GIVEN ENTRIES:
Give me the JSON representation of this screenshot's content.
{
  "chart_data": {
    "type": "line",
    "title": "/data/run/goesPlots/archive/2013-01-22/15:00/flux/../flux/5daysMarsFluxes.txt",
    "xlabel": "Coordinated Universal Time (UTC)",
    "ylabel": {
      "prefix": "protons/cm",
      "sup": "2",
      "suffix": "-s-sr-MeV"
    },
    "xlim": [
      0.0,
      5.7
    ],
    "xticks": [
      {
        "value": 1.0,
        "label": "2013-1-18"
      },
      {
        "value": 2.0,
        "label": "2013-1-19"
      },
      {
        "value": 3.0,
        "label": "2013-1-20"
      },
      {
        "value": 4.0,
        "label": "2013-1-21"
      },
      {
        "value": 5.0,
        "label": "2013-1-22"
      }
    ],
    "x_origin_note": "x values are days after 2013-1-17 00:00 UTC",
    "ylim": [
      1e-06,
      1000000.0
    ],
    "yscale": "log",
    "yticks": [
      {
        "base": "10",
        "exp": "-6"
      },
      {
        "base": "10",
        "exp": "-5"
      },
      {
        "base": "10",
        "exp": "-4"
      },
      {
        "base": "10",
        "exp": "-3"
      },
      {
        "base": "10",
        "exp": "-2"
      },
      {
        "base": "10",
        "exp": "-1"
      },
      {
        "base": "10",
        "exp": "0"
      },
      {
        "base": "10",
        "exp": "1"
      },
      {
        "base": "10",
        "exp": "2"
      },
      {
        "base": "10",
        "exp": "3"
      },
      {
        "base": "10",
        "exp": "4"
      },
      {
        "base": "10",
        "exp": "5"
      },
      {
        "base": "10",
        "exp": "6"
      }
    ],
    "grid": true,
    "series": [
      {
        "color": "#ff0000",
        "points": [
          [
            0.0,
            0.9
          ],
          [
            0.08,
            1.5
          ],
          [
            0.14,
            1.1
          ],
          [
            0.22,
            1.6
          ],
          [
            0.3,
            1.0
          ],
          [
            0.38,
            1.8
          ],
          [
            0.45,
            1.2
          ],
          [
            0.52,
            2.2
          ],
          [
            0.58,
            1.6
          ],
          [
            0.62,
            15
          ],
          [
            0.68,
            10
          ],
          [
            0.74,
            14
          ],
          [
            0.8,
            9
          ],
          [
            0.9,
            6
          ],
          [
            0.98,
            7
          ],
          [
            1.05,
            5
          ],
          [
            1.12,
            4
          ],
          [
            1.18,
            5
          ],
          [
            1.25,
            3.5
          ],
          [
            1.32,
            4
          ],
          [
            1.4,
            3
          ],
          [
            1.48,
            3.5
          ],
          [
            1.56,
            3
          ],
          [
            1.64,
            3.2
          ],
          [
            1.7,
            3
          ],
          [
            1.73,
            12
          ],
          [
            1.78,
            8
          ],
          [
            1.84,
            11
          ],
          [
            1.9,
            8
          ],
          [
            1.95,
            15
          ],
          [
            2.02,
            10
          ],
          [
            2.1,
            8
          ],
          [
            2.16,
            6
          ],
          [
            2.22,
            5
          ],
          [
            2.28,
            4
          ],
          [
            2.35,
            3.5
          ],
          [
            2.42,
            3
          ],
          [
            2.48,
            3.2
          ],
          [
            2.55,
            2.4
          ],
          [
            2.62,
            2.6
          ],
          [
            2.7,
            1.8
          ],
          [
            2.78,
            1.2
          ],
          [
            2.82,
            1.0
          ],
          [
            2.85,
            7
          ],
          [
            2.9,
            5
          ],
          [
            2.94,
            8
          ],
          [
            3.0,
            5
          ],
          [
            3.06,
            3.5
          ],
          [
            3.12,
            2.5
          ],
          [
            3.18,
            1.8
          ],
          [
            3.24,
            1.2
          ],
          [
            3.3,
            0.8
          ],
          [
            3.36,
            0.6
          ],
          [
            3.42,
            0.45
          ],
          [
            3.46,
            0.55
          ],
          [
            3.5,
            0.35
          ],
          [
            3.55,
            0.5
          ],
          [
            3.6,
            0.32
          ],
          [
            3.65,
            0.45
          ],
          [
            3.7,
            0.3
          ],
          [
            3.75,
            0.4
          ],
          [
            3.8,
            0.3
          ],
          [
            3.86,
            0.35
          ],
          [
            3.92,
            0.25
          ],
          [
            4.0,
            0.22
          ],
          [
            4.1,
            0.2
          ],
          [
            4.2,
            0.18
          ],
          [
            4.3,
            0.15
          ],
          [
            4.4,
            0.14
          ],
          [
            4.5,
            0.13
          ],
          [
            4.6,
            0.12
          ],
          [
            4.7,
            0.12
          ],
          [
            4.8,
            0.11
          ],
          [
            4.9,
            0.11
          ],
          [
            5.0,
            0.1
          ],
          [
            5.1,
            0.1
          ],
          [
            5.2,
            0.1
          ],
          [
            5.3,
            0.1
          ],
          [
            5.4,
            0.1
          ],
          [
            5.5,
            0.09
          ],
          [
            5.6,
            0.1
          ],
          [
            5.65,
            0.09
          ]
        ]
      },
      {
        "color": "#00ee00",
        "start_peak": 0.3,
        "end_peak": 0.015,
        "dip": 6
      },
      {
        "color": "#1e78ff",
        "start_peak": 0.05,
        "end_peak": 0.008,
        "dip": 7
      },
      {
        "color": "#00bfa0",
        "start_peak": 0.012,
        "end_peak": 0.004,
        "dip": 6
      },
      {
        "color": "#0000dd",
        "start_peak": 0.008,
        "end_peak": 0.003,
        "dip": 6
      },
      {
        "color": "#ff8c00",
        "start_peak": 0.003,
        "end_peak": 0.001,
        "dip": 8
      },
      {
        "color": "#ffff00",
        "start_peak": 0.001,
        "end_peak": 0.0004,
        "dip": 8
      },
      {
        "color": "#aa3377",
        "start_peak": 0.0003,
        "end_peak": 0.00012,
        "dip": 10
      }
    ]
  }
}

EXERCISE DETAILS: Using the material above, gather every line that includes "color".

SOLUTION FOR THIS EXERCISE:
        "color": "#ff0000",
        "color": "#00ee00",
        "color": "#1e78ff",
        "color": "#00bfa0",
        "color": "#0000dd",
        "color": "#ff8c00",
        "color": "#ffff00",
        "color": "#aa3377",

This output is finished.